### 本文
+ + + + +
稗田 そうですね。再現性っていう問題でいうと確かにゲーム理論で演繹的にモデルを作って、データ集めて計量分析にかけるっていうのは、やり方さえ覚えれば真似はできるけど、政治史とか政治思想史とかはどういうプロセスでこういう論文を書けるようになるかというのは、一見秘伝的。

伊藤 たしかに、秘伝ですね。良し悪しを判断する基準は公開されていない。もちろん共有知みたいなのはあって、すぐれた研究者同士であれば評価はだいたい一致するのですよ。でもそれが外から見るとわからない。悲劇なのはそれがわからないまま、研究を続けてしまうということです。だから、歴史好きだから政治史を研究しましたというのは動機としてはいいのですけど、専門職になるためには足りない。例えばファシズムのことをやるのだったら、どういうアプローチで研究するのか。例えば、さっきおっしゃった、ばりばりの政治学のポリティカル・サイエンスとして研究するのも全然構わないのに、なぜあなたは埃にまみれた史料館にいて、抽象的な分析概念を使わない記述スタイルを選ぶのか。歴史が好きです、だけでは理由にならないですよね。

 自分たちの方法はこういうものですっていう明確なものがあるのは、正直羨ましいですね。もちろんそれは批判にもさらされているわけだけど、でもラベルが貼れるわけですよ。でも、ラベルがない分野もあるのです。

砂原 再現可能性っていうのはサイエンスとしての前提ですし、さっきも言った話ですけど、僕の新聞コメントなんていらないっていうのと同じで、学びを通じて理解を再現できるっていうのは意味があると思うんです。今の大学教育を考えるときにも、一定の水準の再現性が確保できる教科書っていうか、教え方が重要だと思うんですよね。

 ただ難しいのは、再現性があることばかりじゃなくて、再現性が効かない特殊なケースが出てくるところだと思うんです。そこへのインプリケーションをどう考えるかっていう問題があって、それは説明できないだろって言われたらその通りですっていうだけなのかもしれませんけど。さらに、なんで政治学を学ぶのかという話でもありますが、要は政治学を学んで、理解を再現できるのはいい、ただ、この本を読んでも秩序は作れないわけですよ。あなたがたは権力を掌握できますかって言われたら我々は絶対できないわけですから、それとは別問題なんですよね。何のために政治学を学ぶのかというと、確かに再現可能性っていうものを重視して理解はできるとは思うんですよ。さらにそのうえに現実を分析したり、社会に乗り込んでいったりするときに、政治学をどう使ったらいいんだろうというのを最近ずっと考えています。

伊藤 よき市民になるためっていうのは昔からよく言われていて、よき市民が何かはわからないけども、もののわかる有権者になるっていう点においては、知っておいたほうがいいことですよね。
+ + + + +
### 提供資料
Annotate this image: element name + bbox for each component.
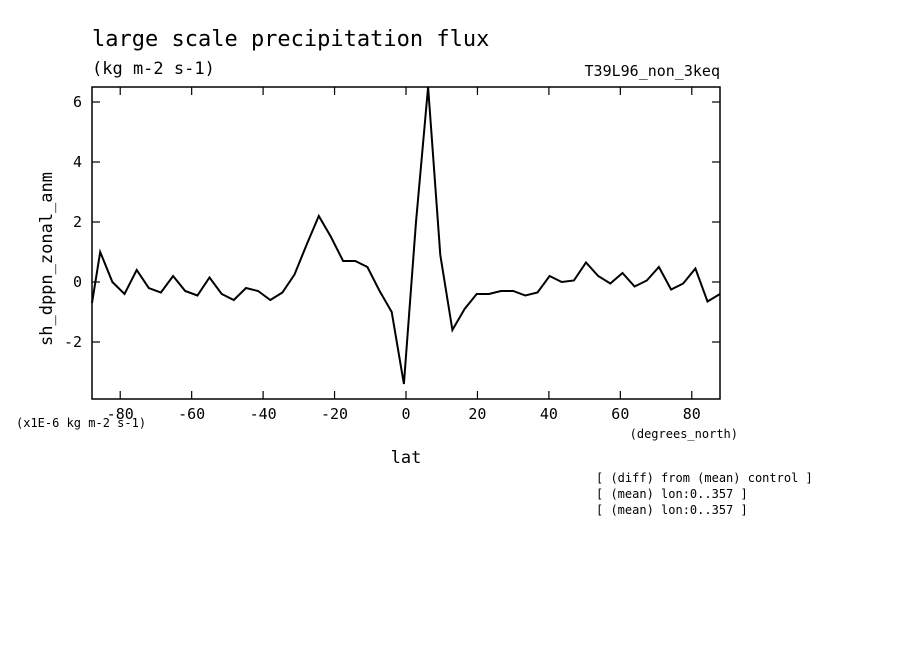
+ + + + +
### 課題 1
政治学の再現性をめぐる座談会について、次の問いにそれぞれ答えなさい。
(a) 伊藤によれば、すぐれた研究者同士であれば評価はどうなるか。
(b) 砂原は、今の大学教育を考えるときに何が重要だと述べているか。
(c) 砂原は、政治学の本を読んでも何は作れないと言っているか。
### 課題 2
政治学の再現性をめぐる座談会を、最後の発言の後から引き継いで続きを書きなさい。

### 解答例 1
(a) だいたい一致する。
(b) 一定の水準の再現性が確保できる教科書、つまり教え方が重要だと述べている。
(c) 秩序。

### 解答例 2
稗田 制度選択って確かにエリートがやるんですけれども、やっぱり有権者の支持がなければ選挙制度とかも変えられないわけじゃないですか。それで昔から日本では中選挙区制をとっていたので、今もまた中選挙区制に戻せばよくなるとかいうことを言う人がいる。そこで、これこれこういう理由でこういう個人と戦略的相互作用を前提に分析すると、中選挙区制ではこうなりますよっていうのを理解できるオピニオン・リーダーを作っていって、ようやく将来制度が、いいものになるかもしれない。そういう市民教育しかないんじゃないですか。政治学は。

砂原 エリート教育ですか?

稗田 エリートに限らないけど。エリートを教育して、そこから先が広がっていくってことを期待していくしかない。

伊藤 レベルは違いますけど、アメリカで「法と経済学」はそういうプロセスで広がっていったと聞きました。そのエリート的視点って言われればそうかもしれないけど、やはり研究者だけではない世界に届ける意味はあると思います。先日NHKで公共事業に関するドキュメンタリーを放映していたのを見て、これは本当に集合行為問題だなって思いました。当事者はそんな言葉は使ってないのですが。最初からこういうことを知っていれば、こういう公共事業をやっていればそのまま自動的に後に残りますよっていう曖昧な言い方で、その事業を通じて再配分問題をどう扱うかなど現実的な話ができる専門家を中長期的には増やすことができるのではないかと思います。

多湖 話が変わってしまうのですが、この対談で1つ指摘しておきたかったのが、稗田さんが書いた、この教科書の「はじめに」は秀逸の文章です。こんなに政治学を勉強することを正当化されたことはない。

稗田 書いたものは、最初に多湖さんが書いていたものをいかに18歳に届くものにするかを考えて、それでロビンソンクルーソーから始めたんですよ。

伊藤 私、毎年クリスマス前のこの時期に「両性の闘い」の話をします。だからそういう身近な話とか、社会を変えたいと思うのだったらどうするかなど「はじめに」に書かれていた周りの政治につなげられると思います。その点で「はじめに」は面白いですよね。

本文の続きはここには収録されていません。